Task » Output all of the entries below precisely as written.
───
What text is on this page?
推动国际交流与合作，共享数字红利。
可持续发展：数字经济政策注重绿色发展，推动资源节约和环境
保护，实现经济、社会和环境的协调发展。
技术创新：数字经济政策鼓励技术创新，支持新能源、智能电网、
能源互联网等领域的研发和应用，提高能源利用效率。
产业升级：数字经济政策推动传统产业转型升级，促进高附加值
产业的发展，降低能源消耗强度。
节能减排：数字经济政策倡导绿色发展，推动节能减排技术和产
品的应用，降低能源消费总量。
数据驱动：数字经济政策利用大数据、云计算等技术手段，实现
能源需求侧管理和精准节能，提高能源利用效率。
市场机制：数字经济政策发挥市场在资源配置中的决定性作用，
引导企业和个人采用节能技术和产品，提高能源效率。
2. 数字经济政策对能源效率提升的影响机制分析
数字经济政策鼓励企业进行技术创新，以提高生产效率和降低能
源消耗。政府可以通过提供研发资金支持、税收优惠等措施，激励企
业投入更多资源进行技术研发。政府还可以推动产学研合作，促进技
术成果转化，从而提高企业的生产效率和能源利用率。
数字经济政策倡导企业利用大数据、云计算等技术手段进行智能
───
Output of the task »
What text is on this page?
推动国际交流与合作，共享数字红利。
可持续发展：数字经济政策注重绿色发展，推动资源节约和环境
保护，实现经济、社会和环境的协调发展。
技术创新：数字经济政策鼓励技术创新，支持新能源、智能电网、
能源互联网等领域的研发和应用，提高能源利用效率。
产业升级：数字经济政策推动传统产业转型升级，促进高附加值
产业的发展，降低能源消耗强度。
节能减排：数字经济政策倡导绿色发展，推动节能减排技术和产
品的应用，降低能源消费总量。
数据驱动：数字经济政策利用大数据、云计算等技术手段，实现
能源需求侧管理和精准节能，提高能源利用效率。
市场机制：数字经济政策发挥市场在资源配置中的决定性作用，
引导企业和个人采用节能技术和产品，提高能源效率。
2. 数字经济政策对能源效率提升的影响机制分析
数字经济政策鼓励企业进行技术创新，以提高生产效率和降低能
源消耗。政府可以通过提供研发资金支持、税收优惠等措施，激励企
业投入更多资源进行技术研发。政府还可以推动产学研合作，促进技
术成果转化，从而提高企业的生产效率和能源利用率。
数字经济政策倡导企业利用大数据、云计算等技术手段进行智能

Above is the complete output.